# Dataset rows start

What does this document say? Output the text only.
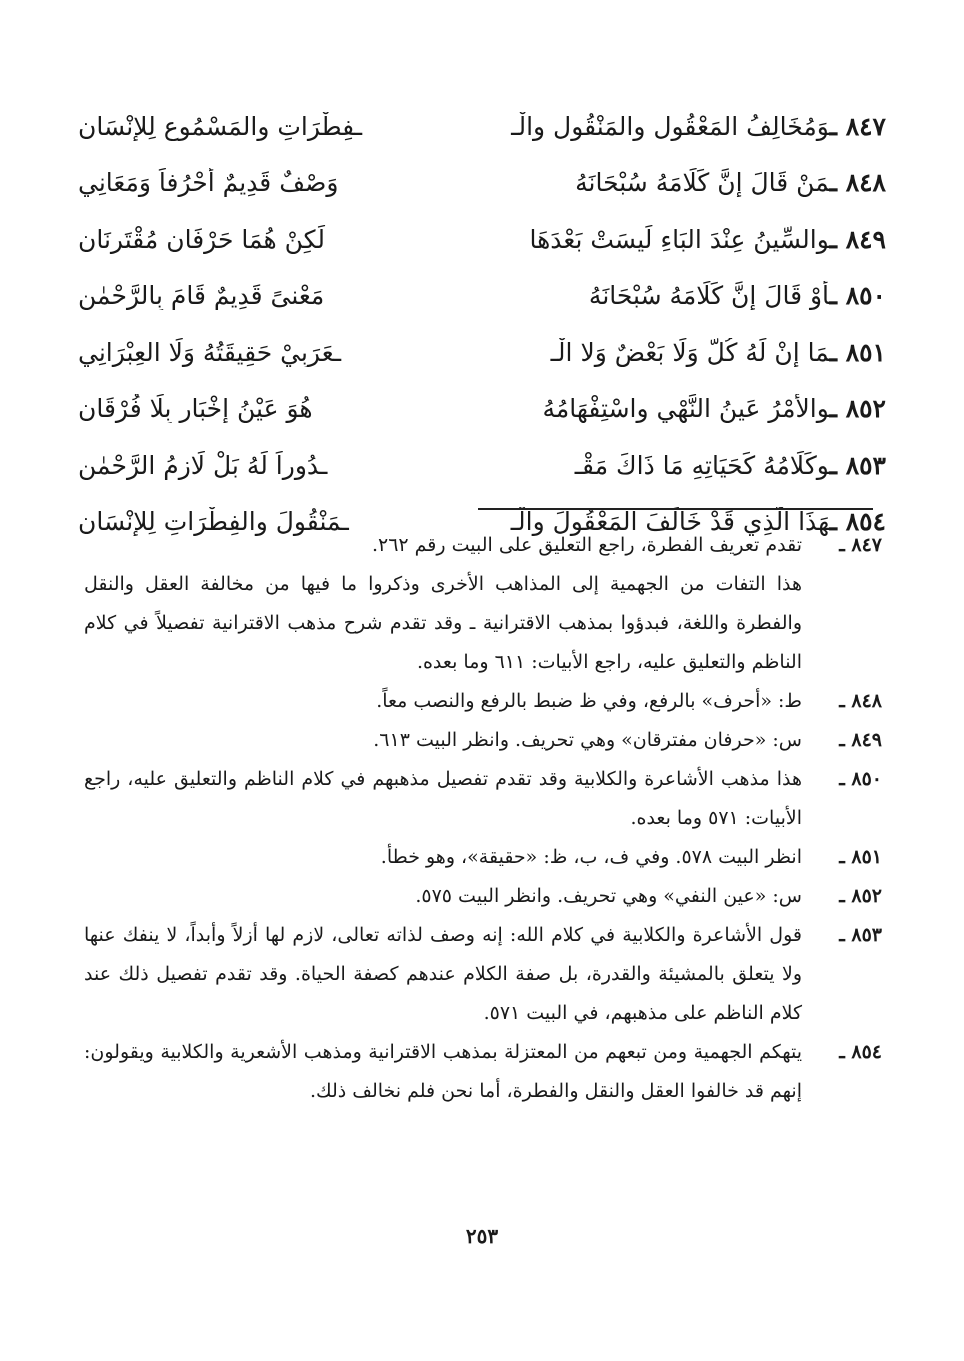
٨٤٧ ـوَمُخَالِفُ المَعْقُولِ والمَنْقُولِ والْـ
ـفِطْرَاتِ والمَسْمُوعِ لِلإِنْسَانِ
٨٤٨ ـمَنْ قَالَ إِنَّ كَلَامَهُ سُبْحَانَهُ
وَصْفٌ قَدِيمٌ أَحْرُفاً وَمَعَانِي
٨٤٩ ـوالسِّينُ عِنْدَ البَاءِ لَيسَتْ بَعْدَهَا
لَكِنْ هُمَا حَرْفَانِ مُقْتَرِنَانِ
٨٥٠ ـأَوْ قَالَ إِنَّ كَلَامَهُ سُبْحَانَهُ
مَعْنىً قَدِيمٌ قَامَ بِالرَّحْمٰنِ
٨٥١ ـمَا إِنْ لَهُ كُلٌّ وَلَا بَعْضٌ وَلا الْـ
ـعَرَبِيْ حَقِيقَتُهُ وَلَا العِبْرَانِي
٨٥٢ ـوالأَمْرُ عَينُ النَّهْيِ واسْتِفْهَامُهُ
هُوَ عَيْنُ إِخْبَارٍ بِلَا فُرْقَانِ
٨٥٣ ـوكَلَامُهُ كَحَيَاتِهِ مَا ذَاكَ مَقْـ
ـدُوراً لَهُ بَلْ لَازِمُ الرَّحْمٰنِ
٨٥٤ ـهَذَا الَّذِي قَدْ خَالَفَ المَعْقُولَ والْـ
ـمَنْقُولَ والفِطْرَاتِ لِلإِنْسَانِ
٨٤٧ ـ
تقدم تعريف الفطرة، راجع التعليق على البيت رقم ٢٦٢.
هذا التفات من الجهمية إلى المذاهب الأخرى وذكروا ما فيها من مخالفة العقل والنقل والفطرة واللغة، فبدؤوا بمذهب الاقترانية ـ وقد تقدم شرح مذهب الاقترانية تفصيلاً في كلام الناظم والتعليق عليه، راجع الأبيات: ٦١١ وما بعده.
٨٤٨ ـ
ط: «أحرف» بالرفع، وفي ظ ضبط بالرفع والنصب معاً.
٨٤٩ ـ
س: «حرفان مفترقان» وهي تحريف. وانظر البيت ٦١٣.
٨٥٠ ـ
هذا مذهب الأشاعرة والكلابية وقد تقدم تفصيل مذهبهم في كلام الناظم والتعليق عليه، راجع الأبيات: ٥٧١ وما بعده.
٨٥١ ـ
انظر البيت ٥٧٨. وفي ف، ب، ظ: «حقيقة»، وهو خطأ.
٨٥٢ ـ
س: «عين النفي» وهي تحريف. وانظر البيت ٥٧٥.
٨٥٣ ـ
قول الأشاعرة والكلابية في كلام الله: إنه وصف لذاته تعالى، لازم لها أزلاً وأبداً، لا ينفك عنها ولا يتعلق بالمشيئة والقدرة، بل صفة الكلام عندهم كصفة الحياة. وقد تقدم تفصيل ذلك عند كلام الناظم على مذهبهم، في البيت ٥٧١.
٨٥٤ ـ
يتهكم الجهمية ومن تبعهم من المعتزلة بمذهب الاقترانية ومذهب الأشعرية والكلابية ويقولون: إنهم قد خالفوا العقل والنقل والفطرة، أما نحن فلم نخالف ذلك.
٢٥٣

# Dataset rows end

▶ **Task statement**
Repeat the data exactly, excluding the pictures.

▶ **Task result**
What does this document say? Output the text only.
٨٤٧ ـوَمُخَالِفُ المَعْقُولِ والمَنْقُولِ والْـ
ـفِطْرَاتِ والمَسْمُوعِ لِلإِنْسَانِ
٨٤٨ ـمَنْ قَالَ إِنَّ كَلَامَهُ سُبْحَانَهُ
وَصْفٌ قَدِيمٌ أَحْرُفاً وَمَعَانِي
٨٤٩ ـوالسِّينُ عِنْدَ البَاءِ لَيسَتْ بَعْدَهَا
لَكِنْ هُمَا حَرْفَانِ مُقْتَرِنَانِ
٨٥٠ ـأَوْ قَالَ إِنَّ كَلَامَهُ سُبْحَانَهُ
مَعْنىً قَدِيمٌ قَامَ بِالرَّحْمٰنِ
٨٥١ ـمَا إِنْ لَهُ كُلٌّ وَلَا بَعْضٌ وَلا الْـ
ـعَرَبِيْ حَقِيقَتُهُ وَلَا العِبْرَانِي
٨٥٢ ـوالأَمْرُ عَينُ النَّهْيِ واسْتِفْهَامُهُ
هُوَ عَيْنُ إِخْبَارٍ بِلَا فُرْقَانِ
٨٥٣ ـوكَلَامُهُ كَحَيَاتِهِ مَا ذَاكَ مَقْـ
ـدُوراً لَهُ بَلْ لَازِمُ الرَّحْمٰنِ
٨٥٤ ـهَذَا الَّذِي قَدْ خَالَفَ المَعْقُولَ والْـ
ـمَنْقُولَ والفِطْرَاتِ لِلإِنْسَانِ
٨٤٧ ـ
تقدم تعريف الفطرة، راجع التعليق على البيت رقم ٢٦٢.
هذا التفات من الجهمية إلى المذاهب الأخرى وذكروا ما فيها من مخالفة العقل والنقل والفطرة واللغة، فبدؤوا بمذهب الاقترانية ـ وقد تقدم شرح مذهب الاقترانية تفصيلاً في كلام الناظم والتعليق عليه، راجع الأبيات: ٦١١ وما بعده.
٨٤٨ ـ
ط: «أحرف» بالرفع، وفي ظ ضبط بالرفع والنصب معاً.
٨٤٩ ـ
س: «حرفان مفترقان» وهي تحريف. وانظر البيت ٦١٣.
٨٥٠ ـ
هذا مذهب الأشاعرة والكلابية وقد تقدم تفصيل مذهبهم في كلام الناظم والتعليق عليه، راجع الأبيات: ٥٧١ وما بعده.
٨٥١ ـ
انظر البيت ٥٧٨. وفي ف، ب، ظ: «حقيقة»، وهو خطأ.
٨٥٢ ـ
س: «عين النفي» وهي تحريف. وانظر البيت ٥٧٥.
٨٥٣ ـ
قول الأشاعرة والكلابية في كلام الله: إنه وصف لذاته تعالى، لازم لها أزلاً وأبداً، لا ينفك عنها ولا يتعلق بالمشيئة والقدرة، بل صفة الكلام عندهم كصفة الحياة. وقد تقدم تفصيل ذلك عند كلام الناظم على مذهبهم، في البيت ٥٧١.
٨٥٤ ـ
يتهكم الجهمية ومن تبعهم من المعتزلة بمذهب الاقترانية ومذهب الأشعرية والكلابية ويقولون: إنهم قد خالفوا العقل والنقل والفطرة، أما نحن فلم نخالف ذلك.
٢٥٣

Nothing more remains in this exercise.